### Objective
Please carry on the comment thread below about venture capital and a founder's exit, picking up right after its last sentence.

— start Supplied text —

Supporting the founder (and earning goodwill for it) is probably worth a lot more.
And here is the problem. Take VC money and now you are forced to run company at breakeven point.
This company would be perfectly fine operating with half the staff and generating for the CEO half a million in profits per year - every year.
He could have met his family financial goals long ago and still keep the company.
This is what folks at 37signals figured out years ago and good on them. Do not take VC money unless you are already a millionaire and aiming for the moon.
I've taken the profit optimization route for my own business, and often wonder how much money I'm leaving on the table by not hiring a larger team and chasing (profitable) growth.
For a lot of other people, a half mil a year profit from a successful small company they'll own pretty much in perpetuity might be what they'd choose. I can see why he didn't. (I'd almost certainly have made the same choice myself.)
You're comparing apples and oranges - 500K/year of profits first needs to get taxed. Then distributed to shareholders pro-rata, then taxed again at the personal level. Also, you're assuming he could have made 500K year in profit from the very beginning.
But 37signals/Basecamp DID take investment money.
They took money from Jeff Bezos investment company named Bezos Expeditions - back in 2006 (14 years ago).
https://signalvnoise.com/archives2/bezos_expeditions_invests...
My guess is that this wasn't all luck.
The VC's in this case knew how transparent this founder was being in reporting his startup journey. They knew that this decision would get publicity.
With this knowledge, the VC firm probably made a calculated decision to forego their liquid pref in return for the good will generated by the founder's transparent PR.
It's cool to see the founder being financially rewarded for his transparency.
They are investing $1B over all their funds.
Will the impact a founder-friendly reputation has on deal flow and close rate increase their fund's ROI by 0.8%? Almost certainly.
This is _brilliantly_ targeted PR. (To the extent that I suspect part of the deal with General Catalyst was that he blog about it and do his best to get it on the front page here...)
I can't think of a better advertisement for these VC's. Calculated or not, it is a great move
Years ago Jonathan was in a position where we needed to buy back his shares in a company in which he invested early. He could have asked for a much higher price, and instead he graciously agreed to a different outcome - he understood the situation and did the right thing.
Glad to see that General Catalyst did the same in relation to Baremetrics, writing off their investment. These things don't go unnoticed. Sometimes reputation is way more important than a few more bucks for your LPs.
Folks, this is a founder who's openly sharing the kinds of things we usually keep hidden. I doubt there's been a startup exit in the last decade where a healthy skeptical HN'er couldn't find some wrongs being done, if the details had been available. It's extremely hard to get everything right, from every perspective. The only difference here is that the details are actually available.

— end Supplied text —
— start Stored data —

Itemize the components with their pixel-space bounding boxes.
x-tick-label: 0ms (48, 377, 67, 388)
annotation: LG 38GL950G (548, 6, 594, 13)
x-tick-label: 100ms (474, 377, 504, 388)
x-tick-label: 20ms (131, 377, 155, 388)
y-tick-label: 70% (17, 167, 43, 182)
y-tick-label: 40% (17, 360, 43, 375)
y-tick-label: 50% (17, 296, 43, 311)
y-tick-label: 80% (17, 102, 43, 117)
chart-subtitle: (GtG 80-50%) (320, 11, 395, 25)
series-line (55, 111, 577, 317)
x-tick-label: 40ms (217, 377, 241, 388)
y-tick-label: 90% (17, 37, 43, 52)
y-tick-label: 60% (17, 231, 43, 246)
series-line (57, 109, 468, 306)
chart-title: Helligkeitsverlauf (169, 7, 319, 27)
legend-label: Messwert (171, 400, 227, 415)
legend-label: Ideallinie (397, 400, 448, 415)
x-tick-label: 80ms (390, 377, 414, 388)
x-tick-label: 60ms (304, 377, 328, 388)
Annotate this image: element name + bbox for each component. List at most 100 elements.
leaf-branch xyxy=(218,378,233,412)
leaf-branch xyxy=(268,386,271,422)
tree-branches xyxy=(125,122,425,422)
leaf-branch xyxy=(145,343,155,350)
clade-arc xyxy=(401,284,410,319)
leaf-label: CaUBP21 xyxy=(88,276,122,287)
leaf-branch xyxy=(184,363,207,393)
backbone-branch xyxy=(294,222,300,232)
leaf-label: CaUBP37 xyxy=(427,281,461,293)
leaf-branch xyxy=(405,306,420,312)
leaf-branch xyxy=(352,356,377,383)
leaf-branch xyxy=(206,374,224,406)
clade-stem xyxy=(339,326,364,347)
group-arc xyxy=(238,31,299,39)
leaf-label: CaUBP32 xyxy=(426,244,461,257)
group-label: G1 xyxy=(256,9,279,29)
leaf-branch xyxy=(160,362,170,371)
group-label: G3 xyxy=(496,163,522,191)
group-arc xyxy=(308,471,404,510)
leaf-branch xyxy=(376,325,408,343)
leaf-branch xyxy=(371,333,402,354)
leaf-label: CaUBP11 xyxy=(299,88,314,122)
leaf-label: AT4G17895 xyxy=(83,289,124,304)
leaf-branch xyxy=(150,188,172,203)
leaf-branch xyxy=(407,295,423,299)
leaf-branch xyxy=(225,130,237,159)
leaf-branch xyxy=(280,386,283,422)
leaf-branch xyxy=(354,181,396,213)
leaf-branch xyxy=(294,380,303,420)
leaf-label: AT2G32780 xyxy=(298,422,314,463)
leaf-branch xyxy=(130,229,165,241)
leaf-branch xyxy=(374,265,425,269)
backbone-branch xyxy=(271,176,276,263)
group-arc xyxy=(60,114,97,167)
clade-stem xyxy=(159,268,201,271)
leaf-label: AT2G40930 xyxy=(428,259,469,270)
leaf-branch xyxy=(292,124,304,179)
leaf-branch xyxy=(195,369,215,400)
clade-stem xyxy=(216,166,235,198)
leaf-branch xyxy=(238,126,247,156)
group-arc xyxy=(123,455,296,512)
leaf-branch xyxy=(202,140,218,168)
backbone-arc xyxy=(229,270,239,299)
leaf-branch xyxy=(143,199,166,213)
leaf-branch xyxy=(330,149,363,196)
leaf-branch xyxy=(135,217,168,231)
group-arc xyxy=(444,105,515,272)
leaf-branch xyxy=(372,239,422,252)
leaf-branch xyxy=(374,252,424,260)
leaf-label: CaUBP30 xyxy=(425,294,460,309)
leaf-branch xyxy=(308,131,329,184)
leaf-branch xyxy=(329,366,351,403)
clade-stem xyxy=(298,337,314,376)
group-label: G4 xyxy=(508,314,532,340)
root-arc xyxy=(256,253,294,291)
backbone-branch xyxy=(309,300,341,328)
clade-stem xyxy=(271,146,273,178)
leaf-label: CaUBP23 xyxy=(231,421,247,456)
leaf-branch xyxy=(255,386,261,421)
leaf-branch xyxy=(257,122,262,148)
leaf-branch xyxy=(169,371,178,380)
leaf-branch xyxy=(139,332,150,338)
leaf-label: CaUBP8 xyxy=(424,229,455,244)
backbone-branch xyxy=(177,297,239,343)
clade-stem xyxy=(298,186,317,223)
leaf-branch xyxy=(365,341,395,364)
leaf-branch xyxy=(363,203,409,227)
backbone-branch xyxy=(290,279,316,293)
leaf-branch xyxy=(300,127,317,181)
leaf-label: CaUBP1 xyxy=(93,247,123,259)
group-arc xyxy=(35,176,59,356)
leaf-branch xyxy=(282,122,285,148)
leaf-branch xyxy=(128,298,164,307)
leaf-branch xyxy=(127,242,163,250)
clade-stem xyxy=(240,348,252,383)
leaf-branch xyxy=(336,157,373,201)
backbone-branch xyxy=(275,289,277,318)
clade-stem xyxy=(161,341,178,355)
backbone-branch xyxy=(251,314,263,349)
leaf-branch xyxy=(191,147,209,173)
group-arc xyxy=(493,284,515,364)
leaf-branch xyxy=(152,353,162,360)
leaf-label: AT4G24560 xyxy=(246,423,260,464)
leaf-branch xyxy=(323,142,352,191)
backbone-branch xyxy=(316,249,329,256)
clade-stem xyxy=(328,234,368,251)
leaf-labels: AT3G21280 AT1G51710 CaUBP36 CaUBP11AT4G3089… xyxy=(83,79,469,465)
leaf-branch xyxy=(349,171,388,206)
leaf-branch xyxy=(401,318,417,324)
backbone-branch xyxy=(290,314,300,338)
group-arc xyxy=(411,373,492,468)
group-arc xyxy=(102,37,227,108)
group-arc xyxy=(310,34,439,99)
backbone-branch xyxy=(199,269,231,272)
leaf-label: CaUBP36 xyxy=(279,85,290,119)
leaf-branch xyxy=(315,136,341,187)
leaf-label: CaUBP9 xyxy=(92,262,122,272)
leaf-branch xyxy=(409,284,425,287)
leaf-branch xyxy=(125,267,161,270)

— end Stored data —

### Exercise result
Please go easy. We want more posts like these, not fewer.
What surprises me most is the lack of understanding of founder risk. Most negative comments are related to employees not walking away from this exit. It feels to me that many here seem to conflate the inner workings of heavily VC-backed businesses with a slowly and sustainably growing company like Baremetrics. I see a lot of assumptions all over the comments.
I appreciate the discussion, though. It's nice to see people sticking up for employees. But a sub-10-people SaaS that's ALMOST self-funded is not the same as a prospective unicorn.
- General Catalyst: $2.5B+ in Assets Under Management
- Bessemer: $4B in Assets Under Management
DISCLAIMER: If you take venture capital, you should obviously always do it as a responsible fiduciary of both the company and the capital.
With that said, I'm positive both of those firms will be fine. They're looking for 100x returns, a $400k write-down from a seed investment is nothing. If anything, it's worth doing that on the off-chance Josh goes on to create the next Uber or Salesforce and they want to invest again. SV runs on relationships.
However, no matter how much money General Catalyst or Bessemer made last year, I would not want to invest with them going forward. I get that this is only money on the margins, and they get a benefit from a write off. Still, how hard would they have had to fight to get some of their money back? It sends a disturbing signal to me to write the whole thing off.
Someone will reply: "But they made $10b last year! You don't understand the business." And I am sure I don't. But the world is full of people who made a lot of money or were in the process of making a lot of money and then get careless.
Or reply: "It's part of the model! If they don't get 10x-100x they just want to write it off as fast as possible. That's what there investors want." Sure, but if you are careless people will take advantage of you. Also, I just don't buy that all institutional investors that back VCs are that savvy. A lot of them are just following a trend and over funding an asset class.
Tell me I am wrong. I am no expert.
Of course, some posters here are talking about employees getting a raw deal, but it was there for all to see that the company had decided long back to prioritize profit more than growth. Any employee that would have expected a unicorn like exit would have known it wouldn't be the case and would have left long ago. Blaming Josh for that doesn't feel right to me.
My own personal takeaway is crystal clear: if you want to benefit from the sale of something, you need to be the owner!
Much like a gardener or builder who doesn't get paid out when the house gets sold, unless you have a LOT of equity as an early employee, you will not be getting founder-type payouts (and rightly so as you took little to no risk)
Of course we were a traditional SV startup -- people are different these days.
We may also interrogate this arrangement.
Deleted the production database and customer data? You could apologize and move on. There should have been backups to restore from but clearly there weren't.
The gitlab way: Go in great details about how there is no automated backup and the last one that was done manually 3 months ago doesn't work... and how there was no testing/staging environment to try the change before production... and how any intern could delete it the same way by accident on their first day.
There's a reason companies don't publish gory details and internal discussion. At best there's nothing to gain from it and at worst it's highlighting incompetence and wrongdoing.
$4mm after tax (hopefully Josh is getting the QSBS tax break) for a decade of extremely high risk high effort contribution to our economy is not a good risk-adjusted return, but it's at least a decent exit at the end of the day.
We don't know how much the employees are paid, for all we know they could be paid the prevailing wage for their location.
However, over the years, I've learned that facing critics and doing impactful work goes hand in hand.
Put another way, if you don't have critics, you're likely not doing anything very impactful.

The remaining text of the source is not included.